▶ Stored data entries
- - - - -
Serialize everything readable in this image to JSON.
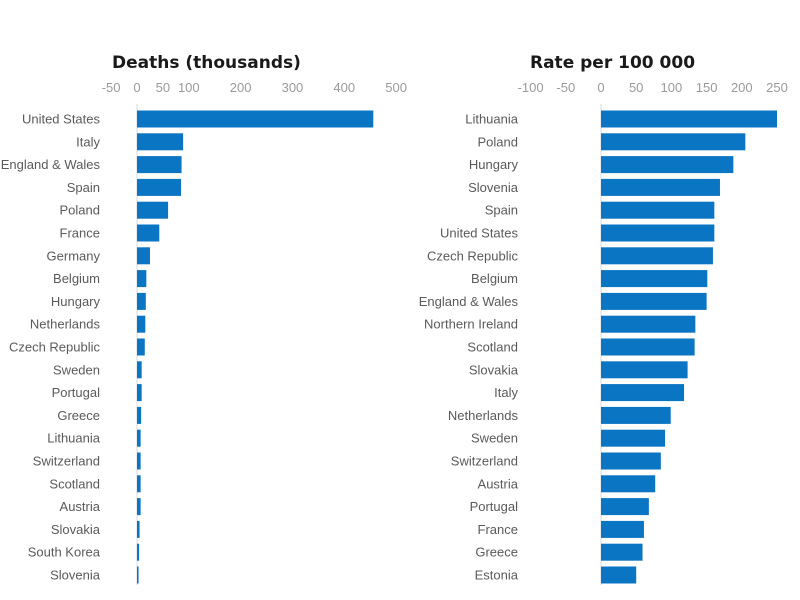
{
  "chart_data": [
    {
      "type": "bar",
      "orientation": "horizontal",
      "title": "Deaths (thousands)",
      "xlim": [
        -50,
        500
      ],
      "ticks": [
        -50,
        0,
        50,
        100,
        200,
        300,
        400,
        500
      ],
      "color": "#0a75c2",
      "categories": [
        "United States",
        "Italy",
        "England & Wales",
        "Spain",
        "Poland",
        "France",
        "Germany",
        "Belgium",
        "Hungary",
        "Netherlands",
        "Czech Republic",
        "Sweden",
        "Portugal",
        "Greece",
        "Lithuania",
        "Switzerland",
        "Scotland",
        "Austria",
        "Slovakia",
        "South Korea",
        "Slovenia"
      ],
      "values": [
        456,
        89,
        86,
        85,
        60,
        43,
        25,
        18,
        17,
        16,
        15,
        9,
        9,
        8,
        7,
        7,
        7,
        7,
        5,
        4,
        3
      ]
    },
    {
      "type": "bar",
      "orientation": "horizontal",
      "title": "Rate per 100 000",
      "xlim": [
        -100,
        250
      ],
      "ticks": [
        -100,
        -50,
        0,
        50,
        100,
        150,
        200,
        250
      ],
      "color": "#0a75c2",
      "categories": [
        "Lithuania",
        "Poland",
        "Hungary",
        "Slovenia",
        "Spain",
        "United States",
        "Czech Republic",
        "Belgium",
        "England & Wales",
        "Northern Ireland",
        "Scotland",
        "Slovakia",
        "Italy",
        "Netherlands",
        "Sweden",
        "Switzerland",
        "Austria",
        "Portugal",
        "France",
        "Greece",
        "Estonia"
      ],
      "values": [
        250,
        205,
        188,
        169,
        161,
        161,
        159,
        151,
        150,
        134,
        133,
        123,
        118,
        99,
        91,
        85,
        77,
        68,
        61,
        59,
        50
      ]
    }
  ]
}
- - - - -
▶ TASK INSTRUCTIONS
Leave out the pictures and output the rest of the material exactly as written.

▶ COMPLETE ANSWER
Serialize everything readable in this image to JSON.
{
  "chart_data": [
    {
      "type": "bar",
      "orientation": "horizontal",
      "title": "Deaths (thousands)",
      "xlim": [
        -50,
        500
      ],
      "ticks": [
        -50,
        0,
        50,
        100,
        200,
        300,
        400,
        500
      ],
      "color": "#0a75c2",
      "categories": [
        "United States",
        "Italy",
        "England & Wales",
        "Spain",
        "Poland",
        "France",
        "Germany",
        "Belgium",
        "Hungary",
        "Netherlands",
        "Czech Republic",
        "Sweden",
        "Portugal",
        "Greece",
        "Lithuania",
        "Switzerland",
        "Scotland",
        "Austria",
        "Slovakia",
        "South Korea",
        "Slovenia"
      ],
      "values": [
        456,
        89,
        86,
        85,
        60,
        43,
        25,
        18,
        17,
        16,
        15,
        9,
        9,
        8,
        7,
        7,
        7,
        7,
        5,
        4,
        3
      ]
    },
    {
      "type": "bar",
      "orientation": "horizontal",
      "title": "Rate per 100 000",
      "xlim": [
        -100,
        250
      ],
      "ticks": [
        -100,
        -50,
        0,
        50,
        100,
        150,
        200,
        250
      ],
      "color": "#0a75c2",
      "categories": [
        "Lithuania",
        "Poland",
        "Hungary",
        "Slovenia",
        "Spain",
        "United States",
        "Czech Republic",
        "Belgium",
        "England & Wales",
        "Northern Ireland",
        "Scotland",
        "Slovakia",
        "Italy",
        "Netherlands",
        "Sweden",
        "Switzerland",
        "Austria",
        "Portugal",
        "France",
        "Greece",
        "Estonia"
      ],
      "values": [
        250,
        205,
        188,
        169,
        161,
        161,
        159,
        151,
        150,
        134,
        133,
        123,
        118,
        99,
        91,
        85,
        77,
        68,
        61,
        59,
        50
      ]
    }
  ]
}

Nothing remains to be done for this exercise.